Wanup is a dispersed rural community and unincorporated place in the geographic township of Dill in the southeast of the city of Greater Sudbury, Ontario, Canada. Wanup became part of Greater Sudbury on January 1, 2001, when that city was created by amalgamating the former Regional Municipality of Sudbury, to which the townships of Dill and Cleland (along with other townships) were added.

==Geography==
The community is located along Highway 537, near the interchange with Highway 69. It is on the right bank of the Wanapitei River.

The smaller community of St. Cloud, which is treated as part of Wanup for postal delivery and telephone exchange purposes, is located a few kilometres north of Wanup, on the opposite bank of the Wanapitei River, in the geographic township of Cleland.

————————

## Questions to answer
**a)** Answer these questions using the text about Wanup:
(i) On what date did Wanup become part of Greater Sudbury?
(ii) Along which highway is the community located?
(iii) In which geographic township is St. Cloud?
**b)** Reproduce the stretch of the Wanup text from "The smaller community" through "township of Cleland.".
**c)** Take the text about Wanup further, starting after its last sentence.

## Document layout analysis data
————————

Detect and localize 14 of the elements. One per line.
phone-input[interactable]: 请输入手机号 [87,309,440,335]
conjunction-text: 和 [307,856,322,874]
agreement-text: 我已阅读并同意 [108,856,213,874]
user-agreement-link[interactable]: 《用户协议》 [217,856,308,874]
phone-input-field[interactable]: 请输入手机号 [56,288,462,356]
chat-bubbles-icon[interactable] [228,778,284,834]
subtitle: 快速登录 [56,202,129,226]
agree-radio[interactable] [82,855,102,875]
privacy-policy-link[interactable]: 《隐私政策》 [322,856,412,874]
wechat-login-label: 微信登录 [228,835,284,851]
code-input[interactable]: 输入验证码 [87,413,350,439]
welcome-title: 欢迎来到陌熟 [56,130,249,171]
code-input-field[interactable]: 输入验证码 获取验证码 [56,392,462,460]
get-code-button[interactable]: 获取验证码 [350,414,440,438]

————————

## Per-task answers
**a)**
(i) January 1, 2001
(ii) Highway 537
(iii) Cleland

**b)**
The smaller community of St. Cloud, which is treated as part of Wanup for postal delivery and telephone exchange purposes, is located a few kilometres north of Wanup, on the opposite bank of the Wanapitei River, in the geographic township of Cleland.

**c)**
==History==
Settlement of Wanup dates back to the early 1900s, when large numbers of Finns arrived in Canada. Leaving their homeland to escape the political instability of the time and the spectre of war with Russia many Finns chose this area to resume their primarily agricultural lifestyles. This area was popular among the Finns due to the geographical similarities with many parts of Finland. Another important factor was the abundance of available work from the construction of the CN and CP rail lines which pass through the area. Wanup has acted as base for many generations of Finnish Canadians and still retains a high number of Finnish families.

On June 2, 2013, a rail bridge crossing the Wanapitei River at Wanup collapsed, causing a train derailment.